— START OF EXTRACTED RECORDS —
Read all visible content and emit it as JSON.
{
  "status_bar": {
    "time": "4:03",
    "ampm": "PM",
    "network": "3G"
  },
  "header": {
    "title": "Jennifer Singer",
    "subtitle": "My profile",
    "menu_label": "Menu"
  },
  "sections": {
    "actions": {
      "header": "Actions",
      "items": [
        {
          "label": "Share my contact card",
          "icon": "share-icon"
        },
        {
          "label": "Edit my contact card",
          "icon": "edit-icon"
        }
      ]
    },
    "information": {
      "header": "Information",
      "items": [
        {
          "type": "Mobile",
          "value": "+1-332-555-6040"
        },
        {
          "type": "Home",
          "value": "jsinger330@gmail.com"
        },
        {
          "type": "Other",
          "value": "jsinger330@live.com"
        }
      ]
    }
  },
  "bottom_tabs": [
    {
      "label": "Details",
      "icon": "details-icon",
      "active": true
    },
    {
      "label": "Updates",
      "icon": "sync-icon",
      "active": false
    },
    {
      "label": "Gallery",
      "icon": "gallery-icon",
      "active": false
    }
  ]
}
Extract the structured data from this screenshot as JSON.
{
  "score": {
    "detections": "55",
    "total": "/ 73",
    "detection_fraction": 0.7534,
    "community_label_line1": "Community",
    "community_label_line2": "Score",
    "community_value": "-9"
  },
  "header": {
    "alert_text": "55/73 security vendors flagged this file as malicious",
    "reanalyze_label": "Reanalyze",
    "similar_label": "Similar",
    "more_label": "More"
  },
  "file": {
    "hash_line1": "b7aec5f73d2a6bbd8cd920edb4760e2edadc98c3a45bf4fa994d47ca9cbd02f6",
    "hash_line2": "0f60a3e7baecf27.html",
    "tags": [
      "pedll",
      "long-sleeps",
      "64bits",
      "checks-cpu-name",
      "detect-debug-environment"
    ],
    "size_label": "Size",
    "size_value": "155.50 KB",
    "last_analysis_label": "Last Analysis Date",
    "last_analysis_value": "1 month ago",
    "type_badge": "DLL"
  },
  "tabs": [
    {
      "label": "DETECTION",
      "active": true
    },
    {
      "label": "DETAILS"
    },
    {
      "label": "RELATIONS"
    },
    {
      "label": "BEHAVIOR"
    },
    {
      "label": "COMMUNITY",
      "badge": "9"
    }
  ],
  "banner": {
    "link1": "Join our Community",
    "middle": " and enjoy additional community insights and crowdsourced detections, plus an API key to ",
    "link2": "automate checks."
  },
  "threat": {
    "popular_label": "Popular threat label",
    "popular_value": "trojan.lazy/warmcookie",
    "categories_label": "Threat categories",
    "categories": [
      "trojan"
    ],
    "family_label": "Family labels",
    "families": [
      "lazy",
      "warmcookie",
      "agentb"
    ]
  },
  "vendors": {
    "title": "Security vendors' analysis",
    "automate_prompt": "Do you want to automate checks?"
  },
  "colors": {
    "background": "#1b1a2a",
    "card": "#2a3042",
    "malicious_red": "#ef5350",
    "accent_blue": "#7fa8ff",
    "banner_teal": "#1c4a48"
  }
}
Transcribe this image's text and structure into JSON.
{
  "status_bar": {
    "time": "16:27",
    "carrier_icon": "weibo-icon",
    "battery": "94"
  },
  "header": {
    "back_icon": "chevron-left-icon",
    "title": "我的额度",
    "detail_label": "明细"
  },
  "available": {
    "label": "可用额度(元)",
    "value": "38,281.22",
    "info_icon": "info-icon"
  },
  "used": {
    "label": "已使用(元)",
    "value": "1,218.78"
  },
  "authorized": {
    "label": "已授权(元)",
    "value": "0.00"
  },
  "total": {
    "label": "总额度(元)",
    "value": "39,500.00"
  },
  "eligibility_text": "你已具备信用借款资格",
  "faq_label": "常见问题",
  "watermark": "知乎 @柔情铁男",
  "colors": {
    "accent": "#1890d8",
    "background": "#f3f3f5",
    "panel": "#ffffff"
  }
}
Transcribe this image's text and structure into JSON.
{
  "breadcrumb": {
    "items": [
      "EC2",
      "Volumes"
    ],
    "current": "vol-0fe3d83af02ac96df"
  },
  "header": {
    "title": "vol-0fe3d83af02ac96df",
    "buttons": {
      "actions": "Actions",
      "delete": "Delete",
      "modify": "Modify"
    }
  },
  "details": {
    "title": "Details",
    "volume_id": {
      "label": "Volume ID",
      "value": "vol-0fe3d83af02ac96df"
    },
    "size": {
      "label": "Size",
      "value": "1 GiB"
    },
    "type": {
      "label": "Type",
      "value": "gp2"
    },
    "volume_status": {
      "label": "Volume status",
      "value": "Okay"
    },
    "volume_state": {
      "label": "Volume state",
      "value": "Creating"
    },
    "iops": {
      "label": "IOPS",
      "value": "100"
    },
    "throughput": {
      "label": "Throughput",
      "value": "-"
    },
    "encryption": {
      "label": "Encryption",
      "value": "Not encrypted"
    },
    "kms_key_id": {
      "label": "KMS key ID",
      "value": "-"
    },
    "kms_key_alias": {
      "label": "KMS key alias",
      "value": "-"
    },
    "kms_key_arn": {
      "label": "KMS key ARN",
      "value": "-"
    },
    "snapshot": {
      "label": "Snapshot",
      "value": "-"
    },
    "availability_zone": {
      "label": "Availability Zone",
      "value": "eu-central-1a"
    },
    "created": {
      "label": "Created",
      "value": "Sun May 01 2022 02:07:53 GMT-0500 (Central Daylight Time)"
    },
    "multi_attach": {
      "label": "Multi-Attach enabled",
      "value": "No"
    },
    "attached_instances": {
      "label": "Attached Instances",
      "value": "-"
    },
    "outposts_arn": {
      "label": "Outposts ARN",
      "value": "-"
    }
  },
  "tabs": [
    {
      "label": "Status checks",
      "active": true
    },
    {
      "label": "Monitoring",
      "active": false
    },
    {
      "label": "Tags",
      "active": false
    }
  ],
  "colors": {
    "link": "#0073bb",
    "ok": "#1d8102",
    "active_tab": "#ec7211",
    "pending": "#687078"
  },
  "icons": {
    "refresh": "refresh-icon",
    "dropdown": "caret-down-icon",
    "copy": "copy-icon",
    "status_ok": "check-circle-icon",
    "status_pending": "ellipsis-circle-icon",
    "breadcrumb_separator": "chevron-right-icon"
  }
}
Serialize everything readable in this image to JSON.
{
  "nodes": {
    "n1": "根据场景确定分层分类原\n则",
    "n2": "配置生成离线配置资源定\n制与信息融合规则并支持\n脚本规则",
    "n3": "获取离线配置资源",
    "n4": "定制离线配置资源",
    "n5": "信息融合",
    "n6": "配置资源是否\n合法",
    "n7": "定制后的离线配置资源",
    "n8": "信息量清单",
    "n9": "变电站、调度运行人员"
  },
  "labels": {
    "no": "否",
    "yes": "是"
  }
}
— END OF EXTRACTED RECORDS —
◆ **WHAT NEEDS TO BE DONE**
Sift through the entries and copy every line with "chevron".

◆ **REPLY TO THE TASK**
    "back_icon": "chevron-left-icon",
    "breadcrumb_separator": "chevron-right-icon"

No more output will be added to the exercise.